Recorded data
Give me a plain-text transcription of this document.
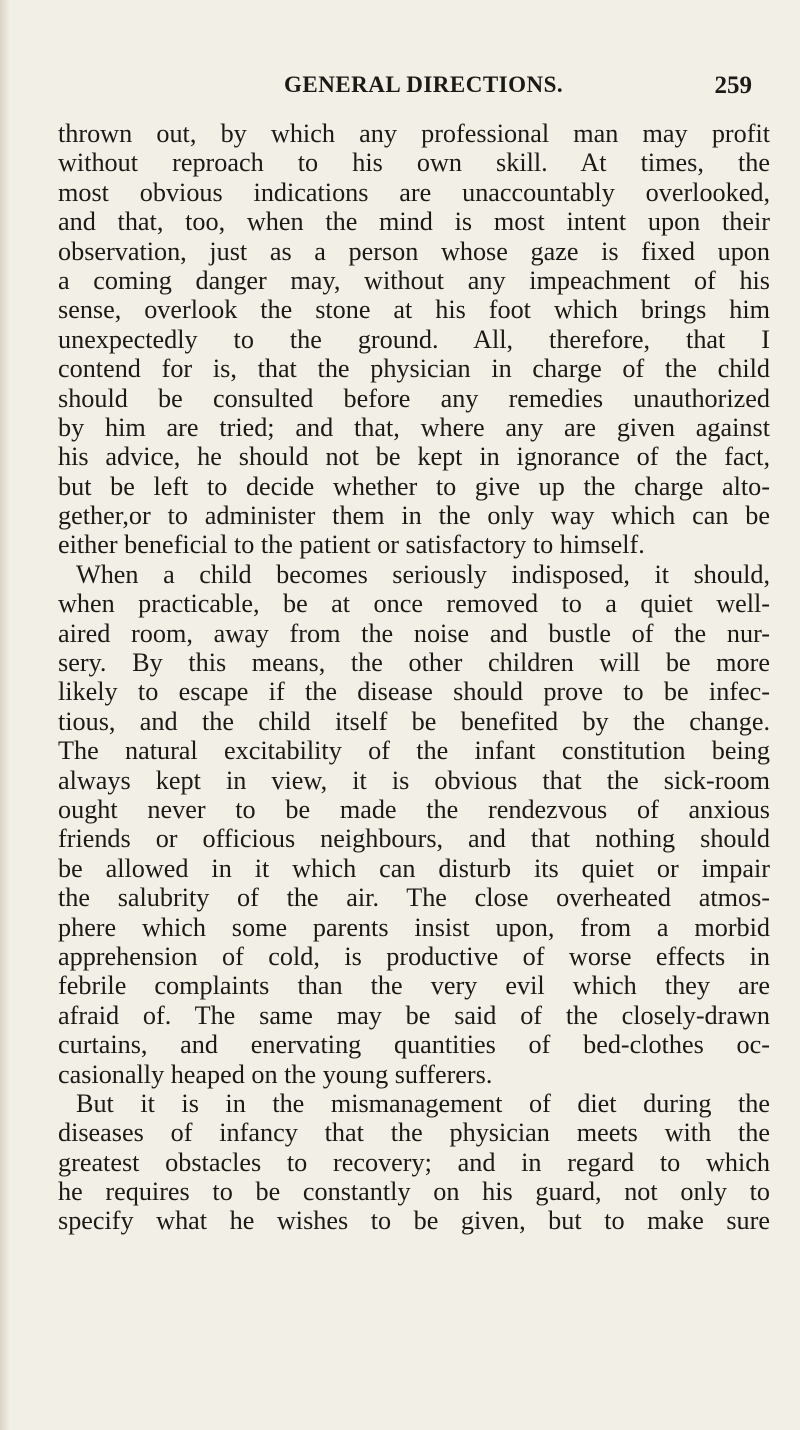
GENERAL DIRECTIONS.	259
thrown out, by which any professional man may profit
without reproach to his own skill. At times, the
most obvious indications are unaccountably overlooked,
and that, too, when the mind is most intent upon their
observation, just as a person whose gaze is fixed upon
a coming danger may, without any impeachment of his
sense, overlook the stone at his foot which brings him
unexpectedly to the ground. All, therefore, that I
contend for is, that the physician in charge of the child
should be consulted before any remedies unauthorized
by him are tried; and that, where any are given against
his advice, he should not be kept in ignorance of the fact,
but be left to decide whether to give up the charge alto-
gether,or to administer them in the only way which can be
either beneficial to the patient or satisfactory to himself.
When a child becomes seriously indisposed, it should,
when practicable, be at once removed to a quiet well-
aired room, away from the noise and bustle of the nur-
sery. By this means, the other children will be more
likely to escape if the disease should prove to be infec-
tious, and the child itself be benefited by the change.
The natural excitability of the infant constitution being
always kept in view, it is obvious that the sick-room
ought never to be made the rendezvous of anxious
friends or officious neighbours, and that nothing should
be allowed in it which can disturb its quiet or impair
the salubrity of the air. The close overheated atmos-
phere which some parents insist upon, from a morbid
apprehension of cold, is productive of worse effects in
febrile complaints than the very evil which they are
afraid of. The same may be said of the closely-drawn
curtains, and enervating quantities of bed-clothes oc-
casionally heaped on the young sufferers.
But it is in the mismanagement of diet during the
diseases of infancy that the physician meets with the
greatest obstacles to recovery; and in regard to which
he requires to be constantly on his guard, not only to
specify what he wishes to be given, but to make sure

Objective: Transcribe all the data word for word; the images stay out.

Result below:
Give me a plain-text transcription of this document.
GENERAL DIRECTIONS.	259
thrown out, by which any professional man may profit
without reproach to his own skill. At times, the
most obvious indications are unaccountably overlooked,
and that, too, when the mind is most intent upon their
observation, just as a person whose gaze is fixed upon
a coming danger may, without any impeachment of his
sense, overlook the stone at his foot which brings him
unexpectedly to the ground. All, therefore, that I
contend for is, that the physician in charge of the child
should be consulted before any remedies unauthorized
by him are tried; and that, where any are given against
his advice, he should not be kept in ignorance of the fact,
but be left to decide whether to give up the charge alto-
gether,or to administer them in the only way which can be
either beneficial to the patient or satisfactory to himself.
When a child becomes seriously indisposed, it should,
when practicable, be at once removed to a quiet well-
aired room, away from the noise and bustle of the nur-
sery. By this means, the other children will be more
likely to escape if the disease should prove to be infec-
tious, and the child itself be benefited by the change.
The natural excitability of the infant constitution being
always kept in view, it is obvious that the sick-room
ought never to be made the rendezvous of anxious
friends or officious neighbours, and that nothing should
be allowed in it which can disturb its quiet or impair
the salubrity of the air. The close overheated atmos-
phere which some parents insist upon, from a morbid
apprehension of cold, is productive of worse effects in
febrile complaints than the very evil which they are
afraid of. The same may be said of the closely-drawn
curtains, and enervating quantities of bed-clothes oc-
casionally heaped on the young sufferers.
But it is in the mismanagement of diet during the
diseases of infancy that the physician meets with the
greatest obstacles to recovery; and in regard to which
he requires to be constantly on his guard, not only to
specify what he wishes to be given, but to make sure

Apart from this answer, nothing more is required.